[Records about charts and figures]
________
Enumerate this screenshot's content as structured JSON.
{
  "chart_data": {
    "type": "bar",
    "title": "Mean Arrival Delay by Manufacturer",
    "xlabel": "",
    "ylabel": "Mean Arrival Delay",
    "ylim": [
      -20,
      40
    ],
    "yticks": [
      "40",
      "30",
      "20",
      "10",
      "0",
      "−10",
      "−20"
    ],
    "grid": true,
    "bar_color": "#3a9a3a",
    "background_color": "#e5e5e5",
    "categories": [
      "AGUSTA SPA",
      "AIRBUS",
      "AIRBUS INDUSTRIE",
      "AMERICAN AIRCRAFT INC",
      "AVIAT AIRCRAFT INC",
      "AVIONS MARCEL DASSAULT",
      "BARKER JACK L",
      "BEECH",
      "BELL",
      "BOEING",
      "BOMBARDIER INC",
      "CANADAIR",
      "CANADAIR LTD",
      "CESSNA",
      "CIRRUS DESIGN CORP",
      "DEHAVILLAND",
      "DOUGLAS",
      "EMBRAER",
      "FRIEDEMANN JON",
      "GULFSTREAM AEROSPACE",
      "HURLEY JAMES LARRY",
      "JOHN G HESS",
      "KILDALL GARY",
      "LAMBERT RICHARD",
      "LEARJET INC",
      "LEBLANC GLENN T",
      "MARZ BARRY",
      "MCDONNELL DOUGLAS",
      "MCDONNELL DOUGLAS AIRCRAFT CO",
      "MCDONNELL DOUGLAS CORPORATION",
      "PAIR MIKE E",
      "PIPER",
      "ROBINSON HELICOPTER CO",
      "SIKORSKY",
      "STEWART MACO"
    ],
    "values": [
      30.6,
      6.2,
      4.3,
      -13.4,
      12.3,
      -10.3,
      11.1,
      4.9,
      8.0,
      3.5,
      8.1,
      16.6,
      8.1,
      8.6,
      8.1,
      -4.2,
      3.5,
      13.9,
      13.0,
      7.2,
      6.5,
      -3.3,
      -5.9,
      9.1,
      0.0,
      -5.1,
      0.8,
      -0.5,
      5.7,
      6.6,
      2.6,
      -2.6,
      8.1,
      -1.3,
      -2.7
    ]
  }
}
________
§ **What you need to do**: Write out the entries in full, exactly as given.

§ **Answer in full**:
Enumerate this screenshot's content as structured JSON.
{
  "chart_data": {
    "type": "bar",
    "title": "Mean Arrival Delay by Manufacturer",
    "xlabel": "",
    "ylabel": "Mean Arrival Delay",
    "ylim": [
      -20,
      40
    ],
    "yticks": [
      "40",
      "30",
      "20",
      "10",
      "0",
      "−10",
      "−20"
    ],
    "grid": true,
    "bar_color": "#3a9a3a",
    "background_color": "#e5e5e5",
    "categories": [
      "AGUSTA SPA",
      "AIRBUS",
      "AIRBUS INDUSTRIE",
      "AMERICAN AIRCRAFT INC",
      "AVIAT AIRCRAFT INC",
      "AVIONS MARCEL DASSAULT",
      "BARKER JACK L",
      "BEECH",
      "BELL",
      "BOEING",
      "BOMBARDIER INC",
      "CANADAIR",
      "CANADAIR LTD",
      "CESSNA",
      "CIRRUS DESIGN CORP",
      "DEHAVILLAND",
      "DOUGLAS",
      "EMBRAER",
      "FRIEDEMANN JON",
      "GULFSTREAM AEROSPACE",
      "HURLEY JAMES LARRY",
      "JOHN G HESS",
      "KILDALL GARY",
      "LAMBERT RICHARD",
      "LEARJET INC",
      "LEBLANC GLENN T",
      "MARZ BARRY",
      "MCDONNELL DOUGLAS",
      "MCDONNELL DOUGLAS AIRCRAFT CO",
      "MCDONNELL DOUGLAS CORPORATION",
      "PAIR MIKE E",
      "PIPER",
      "ROBINSON HELICOPTER CO",
      "SIKORSKY",
      "STEWART MACO"
    ],
    "values": [
      30.6,
      6.2,
      4.3,
      -13.4,
      12.3,
      -10.3,
      11.1,
      4.9,
      8.0,
      3.5,
      8.1,
      16.6,
      8.1,
      8.6,
      8.1,
      -4.2,
      3.5,
      13.9,
      13.0,
      7.2,
      6.5,
      -3.3,
      -5.9,
      9.1,
      0.0,
      -5.1,
      0.8,
      -0.5,
      5.7,
      6.6,
      2.6,
      -2.6,
      8.1,
      -1.3,
      -2.7
    ]
  }
}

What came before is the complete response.